■ Your objective
Locate each line with the string "cleverness" in the listing below and copy it.

Data tied to figure images:
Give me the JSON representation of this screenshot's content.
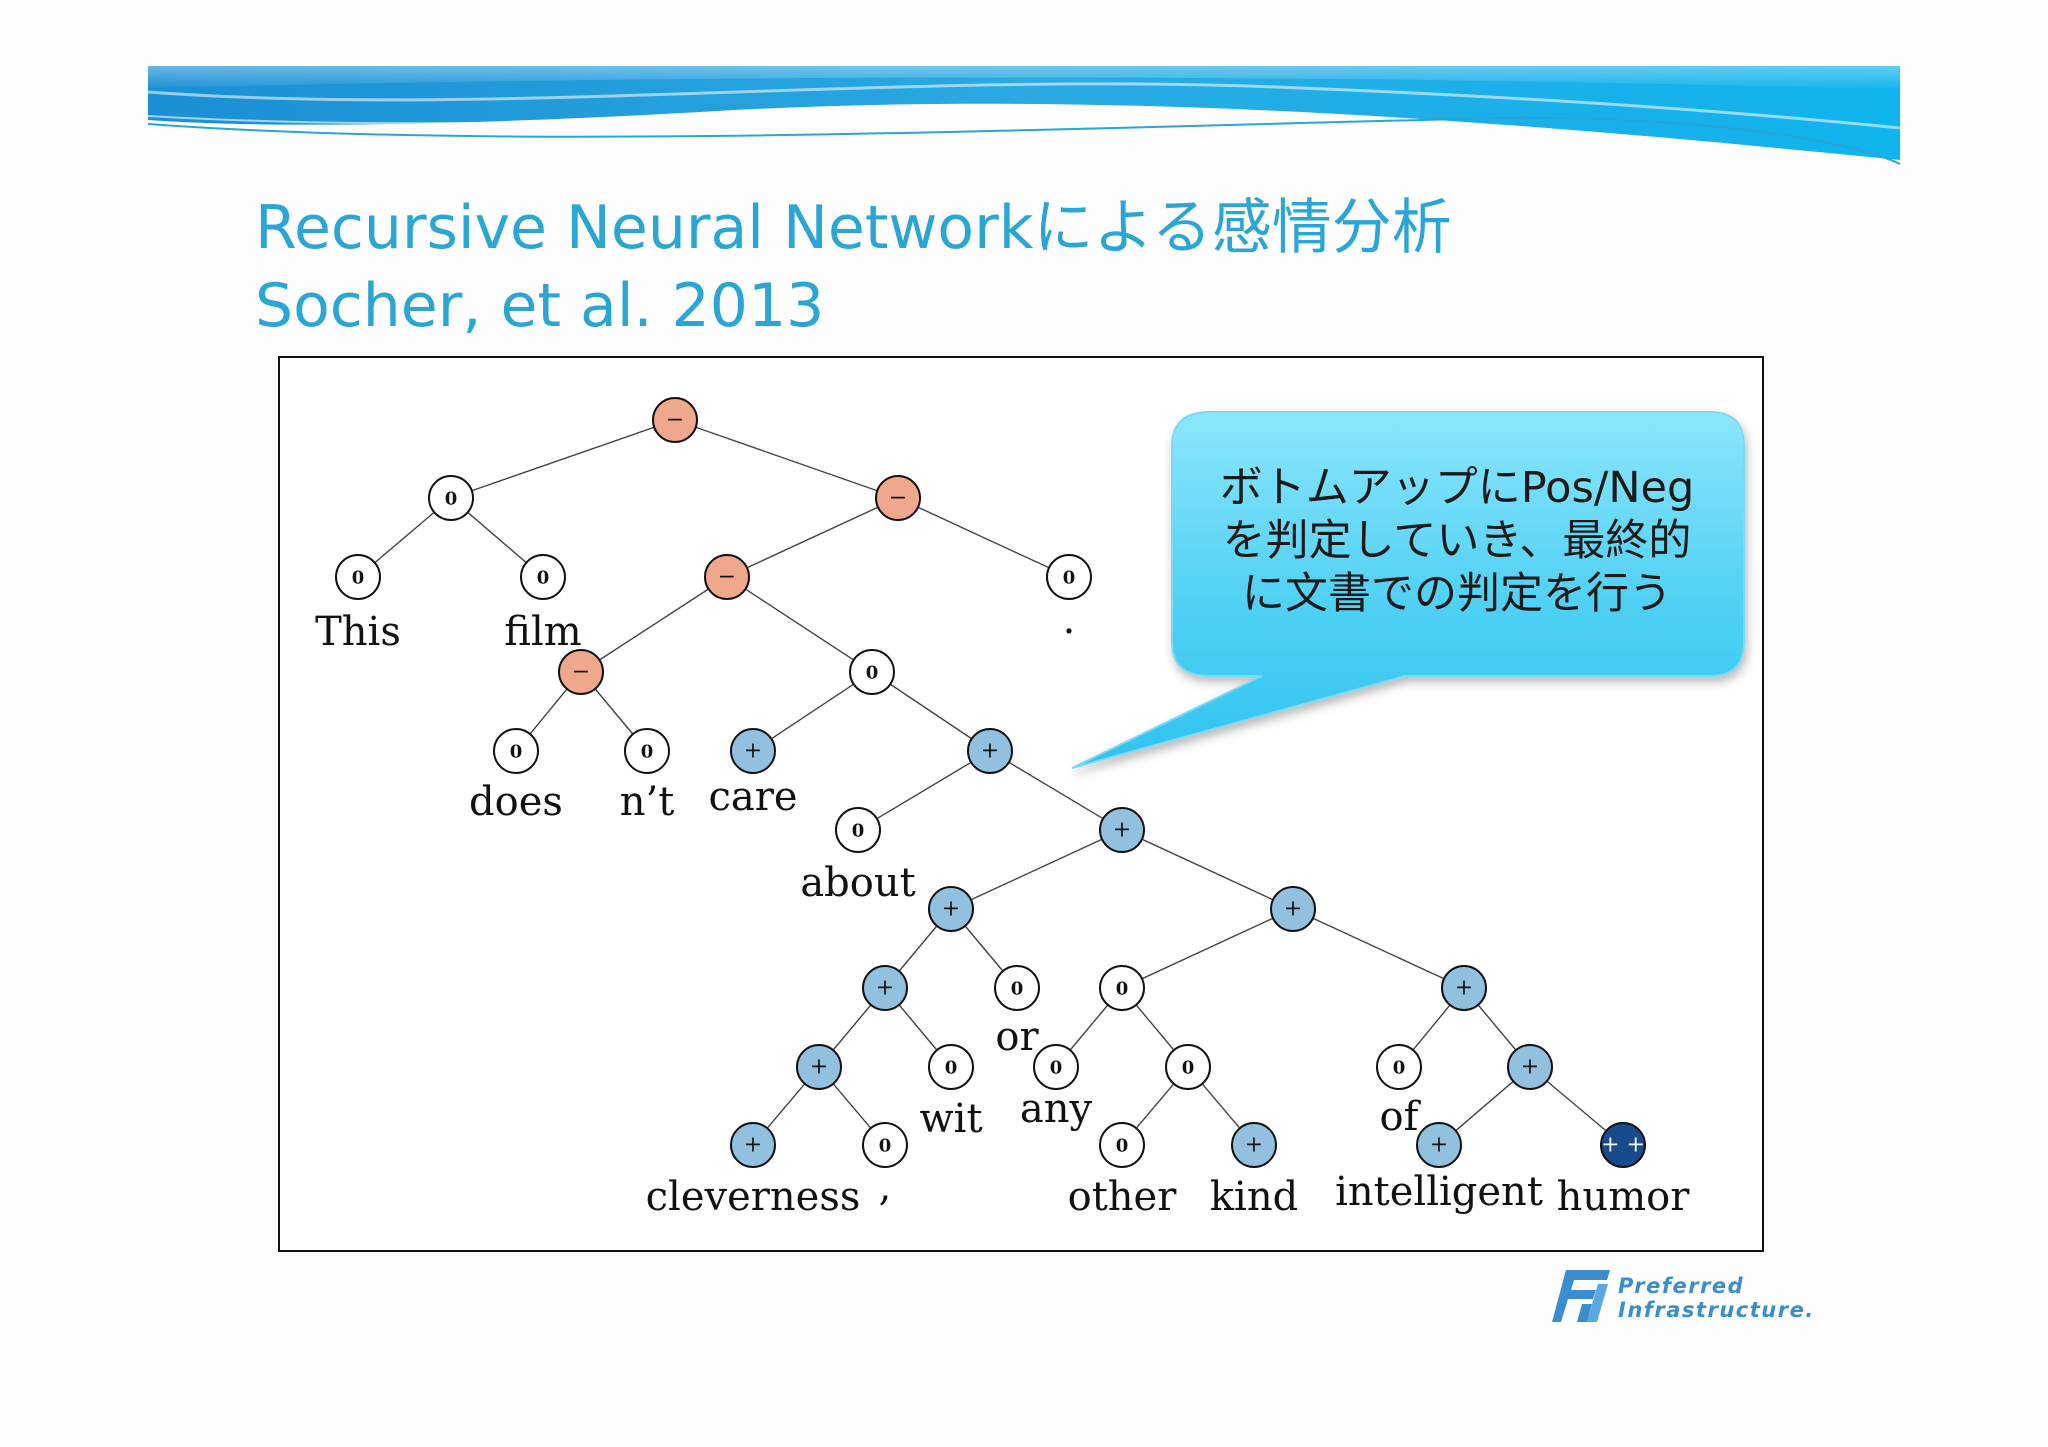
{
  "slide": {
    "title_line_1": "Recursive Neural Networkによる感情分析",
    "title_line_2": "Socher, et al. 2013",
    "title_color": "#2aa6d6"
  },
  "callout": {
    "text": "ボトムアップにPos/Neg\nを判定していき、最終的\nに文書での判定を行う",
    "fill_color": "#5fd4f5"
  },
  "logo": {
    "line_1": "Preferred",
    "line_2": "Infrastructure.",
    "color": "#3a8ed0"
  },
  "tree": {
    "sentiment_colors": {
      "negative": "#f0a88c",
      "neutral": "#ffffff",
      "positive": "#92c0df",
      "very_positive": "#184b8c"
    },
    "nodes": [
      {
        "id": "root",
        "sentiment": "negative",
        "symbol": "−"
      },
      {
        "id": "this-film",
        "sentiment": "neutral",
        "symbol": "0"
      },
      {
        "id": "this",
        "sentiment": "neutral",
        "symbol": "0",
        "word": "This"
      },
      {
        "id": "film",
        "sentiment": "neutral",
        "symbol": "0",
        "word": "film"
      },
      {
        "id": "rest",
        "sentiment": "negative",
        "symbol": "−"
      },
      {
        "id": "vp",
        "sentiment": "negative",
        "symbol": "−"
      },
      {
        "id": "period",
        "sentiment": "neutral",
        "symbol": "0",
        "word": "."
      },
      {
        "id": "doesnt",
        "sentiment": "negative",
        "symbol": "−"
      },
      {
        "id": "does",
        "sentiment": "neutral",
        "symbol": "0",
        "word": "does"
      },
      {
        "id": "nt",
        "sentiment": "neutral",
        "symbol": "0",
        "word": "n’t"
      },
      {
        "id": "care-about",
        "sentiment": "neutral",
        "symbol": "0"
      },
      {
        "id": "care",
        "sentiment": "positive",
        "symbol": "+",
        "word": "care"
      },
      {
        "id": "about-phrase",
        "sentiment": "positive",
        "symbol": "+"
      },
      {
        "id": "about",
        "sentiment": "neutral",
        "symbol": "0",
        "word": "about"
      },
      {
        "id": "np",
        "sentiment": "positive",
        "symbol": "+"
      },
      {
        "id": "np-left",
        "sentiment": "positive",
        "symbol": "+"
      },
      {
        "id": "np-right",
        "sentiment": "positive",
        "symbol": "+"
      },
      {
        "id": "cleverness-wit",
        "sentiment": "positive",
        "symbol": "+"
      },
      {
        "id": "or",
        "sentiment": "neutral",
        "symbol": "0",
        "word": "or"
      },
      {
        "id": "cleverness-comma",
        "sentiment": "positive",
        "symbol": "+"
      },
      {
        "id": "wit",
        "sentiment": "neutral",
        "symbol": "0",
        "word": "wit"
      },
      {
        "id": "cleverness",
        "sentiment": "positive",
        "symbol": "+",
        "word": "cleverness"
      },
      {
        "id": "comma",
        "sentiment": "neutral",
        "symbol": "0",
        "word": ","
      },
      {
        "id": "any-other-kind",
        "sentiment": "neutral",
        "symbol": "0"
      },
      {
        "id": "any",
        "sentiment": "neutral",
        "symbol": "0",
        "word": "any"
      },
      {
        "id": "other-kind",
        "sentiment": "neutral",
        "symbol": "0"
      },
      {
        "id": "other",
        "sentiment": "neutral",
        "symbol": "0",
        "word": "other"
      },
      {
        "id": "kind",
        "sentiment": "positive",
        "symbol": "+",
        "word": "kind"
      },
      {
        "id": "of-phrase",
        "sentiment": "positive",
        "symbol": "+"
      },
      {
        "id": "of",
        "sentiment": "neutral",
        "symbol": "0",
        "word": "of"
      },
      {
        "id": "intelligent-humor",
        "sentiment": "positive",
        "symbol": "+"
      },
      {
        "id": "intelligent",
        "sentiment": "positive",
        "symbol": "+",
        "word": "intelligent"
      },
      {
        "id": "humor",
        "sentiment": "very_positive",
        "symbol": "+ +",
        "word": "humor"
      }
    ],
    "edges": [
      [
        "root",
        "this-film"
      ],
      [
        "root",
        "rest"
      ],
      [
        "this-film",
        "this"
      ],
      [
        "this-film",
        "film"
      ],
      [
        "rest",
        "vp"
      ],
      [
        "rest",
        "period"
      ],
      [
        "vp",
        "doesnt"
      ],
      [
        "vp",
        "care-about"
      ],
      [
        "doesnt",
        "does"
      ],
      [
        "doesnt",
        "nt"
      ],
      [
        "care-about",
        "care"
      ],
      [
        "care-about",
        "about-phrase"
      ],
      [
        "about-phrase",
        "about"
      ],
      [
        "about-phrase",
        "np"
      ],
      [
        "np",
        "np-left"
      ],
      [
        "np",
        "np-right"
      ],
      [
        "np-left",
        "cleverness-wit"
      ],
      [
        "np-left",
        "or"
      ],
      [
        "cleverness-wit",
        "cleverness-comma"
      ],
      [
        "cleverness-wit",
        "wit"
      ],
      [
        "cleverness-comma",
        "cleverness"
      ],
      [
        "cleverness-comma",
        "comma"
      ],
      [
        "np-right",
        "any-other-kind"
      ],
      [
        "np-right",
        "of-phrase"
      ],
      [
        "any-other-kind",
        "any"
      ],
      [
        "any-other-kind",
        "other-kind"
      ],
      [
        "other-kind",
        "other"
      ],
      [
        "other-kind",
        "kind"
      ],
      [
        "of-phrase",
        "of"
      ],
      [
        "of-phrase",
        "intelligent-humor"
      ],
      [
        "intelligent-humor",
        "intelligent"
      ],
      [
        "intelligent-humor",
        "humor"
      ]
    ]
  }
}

■ Written response
        "id": "cleverness-wit",
        "id": "cleverness-comma",
        "id": "cleverness",
        "word": "cleverness"
        "cleverness-wit"
        "cleverness-wit",
        "cleverness-comma"
        "cleverness-wit",
        "cleverness-comma",
        "cleverness"
        "cleverness-comma",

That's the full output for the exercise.